═════ EXTRACTED RECORDS ═════

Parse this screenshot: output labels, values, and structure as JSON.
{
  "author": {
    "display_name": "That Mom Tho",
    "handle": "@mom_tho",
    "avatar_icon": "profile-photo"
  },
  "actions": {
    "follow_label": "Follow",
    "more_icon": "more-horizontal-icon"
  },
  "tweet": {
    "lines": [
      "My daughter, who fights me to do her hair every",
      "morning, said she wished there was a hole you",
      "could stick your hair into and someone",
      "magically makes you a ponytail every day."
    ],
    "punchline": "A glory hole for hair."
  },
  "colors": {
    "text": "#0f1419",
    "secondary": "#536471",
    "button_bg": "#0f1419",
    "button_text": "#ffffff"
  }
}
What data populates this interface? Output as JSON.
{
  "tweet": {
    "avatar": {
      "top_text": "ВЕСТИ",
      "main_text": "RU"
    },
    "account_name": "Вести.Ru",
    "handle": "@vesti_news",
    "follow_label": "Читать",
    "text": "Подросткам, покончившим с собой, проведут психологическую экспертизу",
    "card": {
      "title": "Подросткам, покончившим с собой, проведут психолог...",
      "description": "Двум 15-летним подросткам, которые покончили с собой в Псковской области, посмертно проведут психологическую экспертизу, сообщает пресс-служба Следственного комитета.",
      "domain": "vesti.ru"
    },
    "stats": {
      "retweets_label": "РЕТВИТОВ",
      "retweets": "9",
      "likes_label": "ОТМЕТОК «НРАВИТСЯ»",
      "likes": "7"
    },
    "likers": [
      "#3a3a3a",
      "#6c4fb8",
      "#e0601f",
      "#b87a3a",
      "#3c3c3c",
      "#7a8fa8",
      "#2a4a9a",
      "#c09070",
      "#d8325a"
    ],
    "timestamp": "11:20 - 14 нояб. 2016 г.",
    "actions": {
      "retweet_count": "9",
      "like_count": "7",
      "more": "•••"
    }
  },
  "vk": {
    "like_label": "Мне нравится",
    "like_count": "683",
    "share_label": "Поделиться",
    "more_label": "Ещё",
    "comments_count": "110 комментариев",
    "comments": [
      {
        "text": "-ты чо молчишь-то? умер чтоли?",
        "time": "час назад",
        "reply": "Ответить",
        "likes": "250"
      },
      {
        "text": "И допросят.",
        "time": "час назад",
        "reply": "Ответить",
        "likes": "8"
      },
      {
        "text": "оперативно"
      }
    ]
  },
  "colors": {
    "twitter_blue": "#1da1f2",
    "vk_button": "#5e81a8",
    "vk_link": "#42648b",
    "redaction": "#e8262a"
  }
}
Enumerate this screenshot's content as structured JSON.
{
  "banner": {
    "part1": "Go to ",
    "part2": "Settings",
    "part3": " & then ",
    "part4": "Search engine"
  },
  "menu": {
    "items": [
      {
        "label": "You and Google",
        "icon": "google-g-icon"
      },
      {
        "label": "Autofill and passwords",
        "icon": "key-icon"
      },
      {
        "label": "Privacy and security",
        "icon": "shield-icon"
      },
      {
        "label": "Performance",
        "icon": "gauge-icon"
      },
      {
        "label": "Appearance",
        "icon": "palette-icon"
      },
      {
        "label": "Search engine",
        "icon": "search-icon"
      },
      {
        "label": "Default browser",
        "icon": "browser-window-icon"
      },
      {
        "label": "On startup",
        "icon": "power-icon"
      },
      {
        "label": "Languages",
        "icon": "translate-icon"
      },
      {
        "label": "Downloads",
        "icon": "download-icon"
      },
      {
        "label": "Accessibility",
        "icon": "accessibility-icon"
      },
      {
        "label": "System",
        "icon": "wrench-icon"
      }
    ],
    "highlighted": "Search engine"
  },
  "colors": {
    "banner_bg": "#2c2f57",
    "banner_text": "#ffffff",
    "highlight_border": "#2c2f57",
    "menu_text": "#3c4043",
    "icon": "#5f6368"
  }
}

═════

AIM OF THE TASK >> Every line holding "ffffff" should be copied out.

SOLUTION BELOW >>
    "button_text": "#ffffff"
    "banner_text": "#ffffff",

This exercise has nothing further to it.